**Directive**.
Transcribe all the records exactly and omit any images they hold.

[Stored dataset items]
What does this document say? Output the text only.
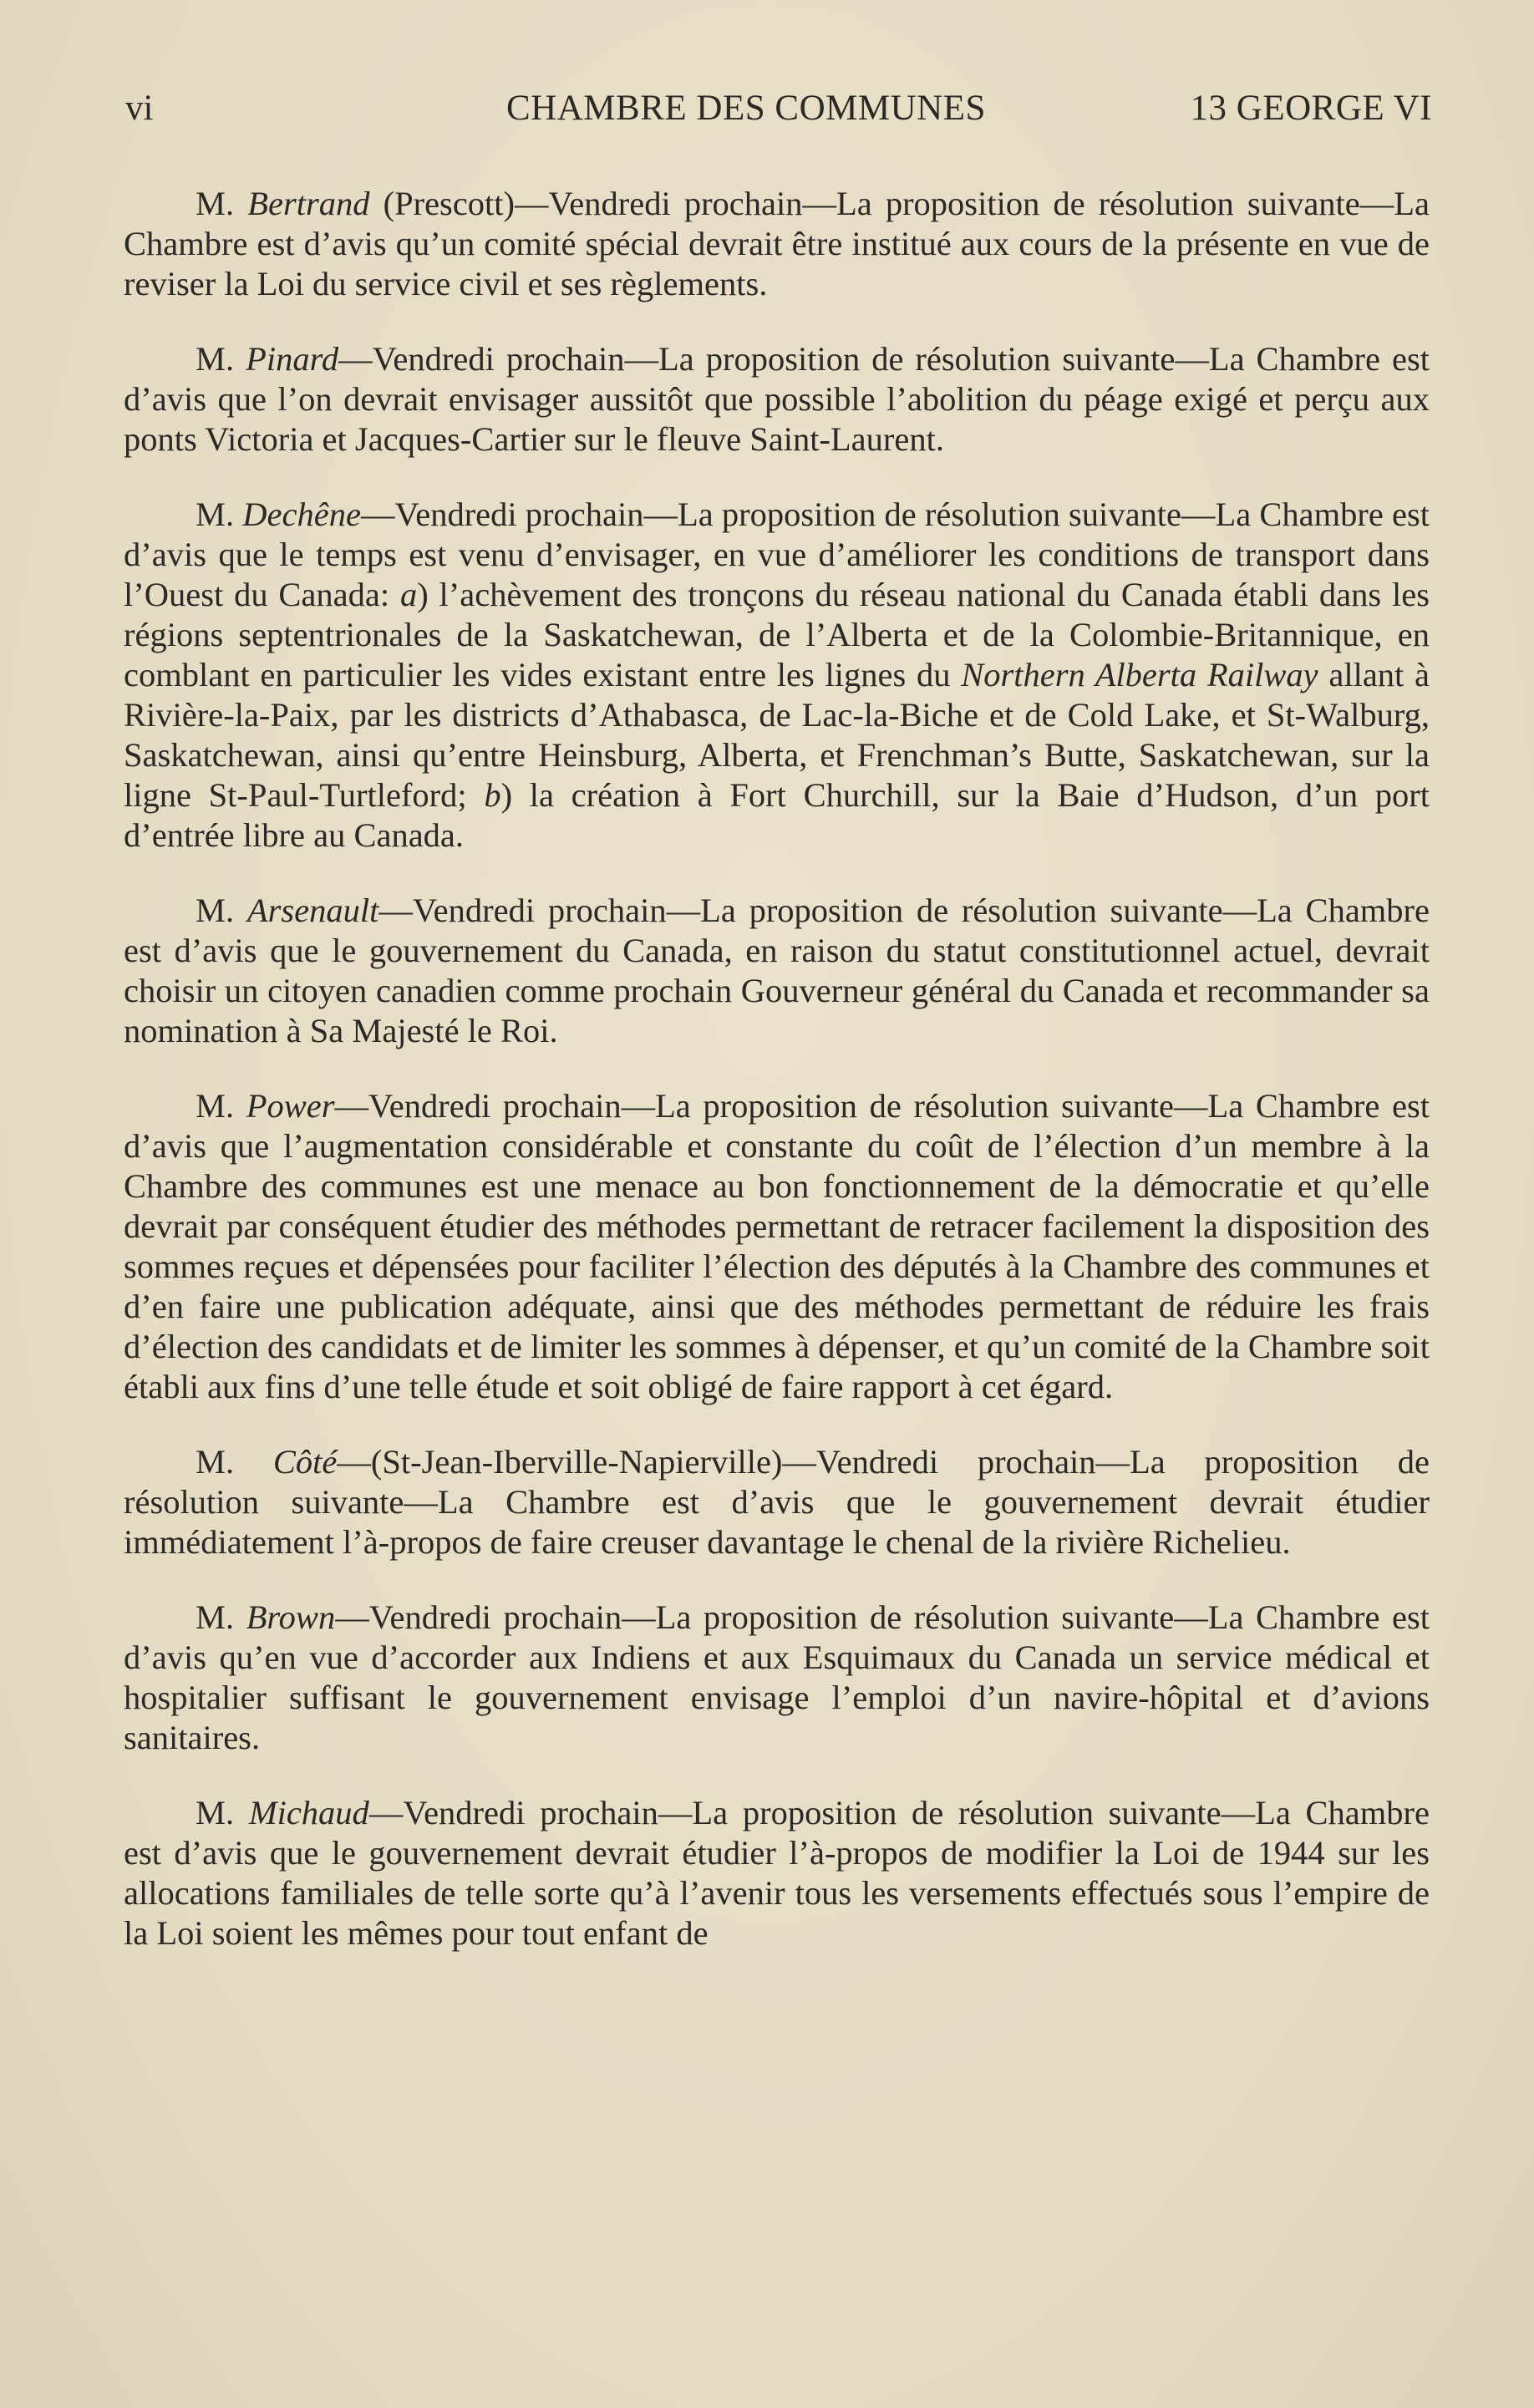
vi	CHAMBRE DES COMMUNES	13 GEORGE VI

M. Bertrand (Prescott)—Vendredi prochain—La proposition de résolution suivante—La Chambre est d’avis qu’un comité spécial devrait être institué aux cours de la présente en vue de reviser la Loi du service civil et ses règlements.

M. Pinard—Vendredi prochain—La proposition de résolution suivante—La Chambre est d’avis que l’on devrait envisager aussitôt que possible l’abolition du péage exigé et perçu aux ponts Victoria et Jacques-Cartier sur le fleuve Saint-Laurent.

M. Dechêne—Vendredi prochain—La proposition de résolution suivante—La Chambre est d’avis que le temps est venu d’envisager, en vue d’améliorer les conditions de transport dans l’Ouest du Canada: a) l’achèvement des tronçons du réseau national du Canada établi dans les régions septentrionales de la Saskatchewan, de l’Alberta et de la Colombie-Britannique, en comblant en particulier les vides existant entre les lignes du Northern Alberta Railway allant à Rivière-la-Paix, par les districts d’Athabasca, de Lac-la-Biche et de Cold Lake, et St-Walburg, Saskatchewan, ainsi qu’entre Heinsburg, Alberta, et Frenchman’s Butte, Saskatchewan, sur la ligne St-Paul-Turtleford; b) la création à Fort Churchill, sur la Baie d’Hudson, d’un port d’entrée libre au Canada.

M. Arsenault—Vendredi prochain—La proposition de résolution suivante—La Chambre est d’avis que le gouvernement du Canada, en raison du statut constitutionnel actuel, devrait choisir un citoyen canadien comme prochain Gouverneur général du Canada et recommander sa nomination à Sa Majesté le Roi.

M. Power—Vendredi prochain—La proposition de résolution suivante—La Chambre est d’avis que l’augmentation considérable et constante du coût de l’élection d’un membre à la Chambre des communes est une menace au bon fonctionnement de la démocratie et qu’elle devrait par conséquent étudier des méthodes permettant de retracer facilement la disposition des sommes reçues et dépensées pour faciliter l’élection des députés à la Chambre des communes et d’en faire une publication adéquate, ainsi que des méthodes permettant de réduire les frais d’élection des candidats et de limiter les sommes à dépenser, et qu’un comité de la Chambre soit établi aux fins d’une telle étude et soit obligé de faire rapport à cet égard.

M. Côté—(St-Jean-Iberville-Napierville)—Vendredi prochain—La proposition de résolution suivante—La Chambre est d’avis que le gouvernement devrait étudier immédiatement l’à-propos de faire creuser davantage le chenal de la rivière Richelieu.

M. Brown—Vendredi prochain—La proposition de résolution suivante—La Chambre est d’avis qu’en vue d’accorder aux Indiens et aux Esquimaux du Canada un service médical et hospitalier suffisant le gouvernement envisage l’emploi d’un navire-hôpital et d’avions sanitaires.

M. Michaud—Vendredi prochain—La proposition de résolution suivante—La Chambre est d’avis que le gouvernement devrait étudier l’à-propos de modifier la Loi de 1944 sur les allocations familiales de telle sorte qu’à l’avenir tous les versements effectués sous l’empire de la Loi soient les mêmes pour tout enfant de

**Solution to the exercise**.
What does this document say? Output the text only.
vi	CHAMBRE DES COMMUNES	13 GEORGE VI

M. Bertrand (Prescott)—Vendredi prochain—La proposition de résolution suivante—La Chambre est d’avis qu’un comité spécial devrait être institué aux cours de la présente en vue de reviser la Loi du service civil et ses règlements.

M. Pinard—Vendredi prochain—La proposition de résolution suivante—La Chambre est d’avis que l’on devrait envisager aussitôt que possible l’abolition du péage exigé et perçu aux ponts Victoria et Jacques-Cartier sur le fleuve Saint-Laurent.

M. Dechêne—Vendredi prochain—La proposition de résolution suivante—La Chambre est d’avis que le temps est venu d’envisager, en vue d’améliorer les conditions de transport dans l’Ouest du Canada: a) l’achèvement des tronçons du réseau national du Canada établi dans les régions septentrionales de la Saskatchewan, de l’Alberta et de la Colombie-Britannique, en comblant en particulier les vides existant entre les lignes du Northern Alberta Railway allant à Rivière-la-Paix, par les districts d’Athabasca, de Lac-la-Biche et de Cold Lake, et St-Walburg, Saskatchewan, ainsi qu’entre Heinsburg, Alberta, et Frenchman’s Butte, Saskatchewan, sur la ligne St-Paul-Turtleford; b) la création à Fort Churchill, sur la Baie d’Hudson, d’un port d’entrée libre au Canada.

M. Arsenault—Vendredi prochain—La proposition de résolution suivante—La Chambre est d’avis que le gouvernement du Canada, en raison du statut constitutionnel actuel, devrait choisir un citoyen canadien comme prochain Gouverneur général du Canada et recommander sa nomination à Sa Majesté le Roi.

M. Power—Vendredi prochain—La proposition de résolution suivante—La Chambre est d’avis que l’augmentation considérable et constante du coût de l’élection d’un membre à la Chambre des communes est une menace au bon fonctionnement de la démocratie et qu’elle devrait par conséquent étudier des méthodes permettant de retracer facilement la disposition des sommes reçues et dépensées pour faciliter l’élection des députés à la Chambre des communes et d’en faire une publication adéquate, ainsi que des méthodes permettant de réduire les frais d’élection des candidats et de limiter les sommes à dépenser, et qu’un comité de la Chambre soit établi aux fins d’une telle étude et soit obligé de faire rapport à cet égard.

M. Côté—(St-Jean-Iberville-Napierville)—Vendredi prochain—La proposition de résolution suivante—La Chambre est d’avis que le gouvernement devrait étudier immédiatement l’à-propos de faire creuser davantage le chenal de la rivière Richelieu.

M. Brown—Vendredi prochain—La proposition de résolution suivante—La Chambre est d’avis qu’en vue d’accorder aux Indiens et aux Esquimaux du Canada un service médical et hospitalier suffisant le gouvernement envisage l’emploi d’un navire-hôpital et d’avions sanitaires.

M. Michaud—Vendredi prochain—La proposition de résolution suivante—La Chambre est d’avis que le gouvernement devrait étudier l’à-propos de modifier la Loi de 1944 sur les allocations familiales de telle sorte qu’à l’avenir tous les versements effectués sous l’empire de la Loi soient les mêmes pour tout enfant de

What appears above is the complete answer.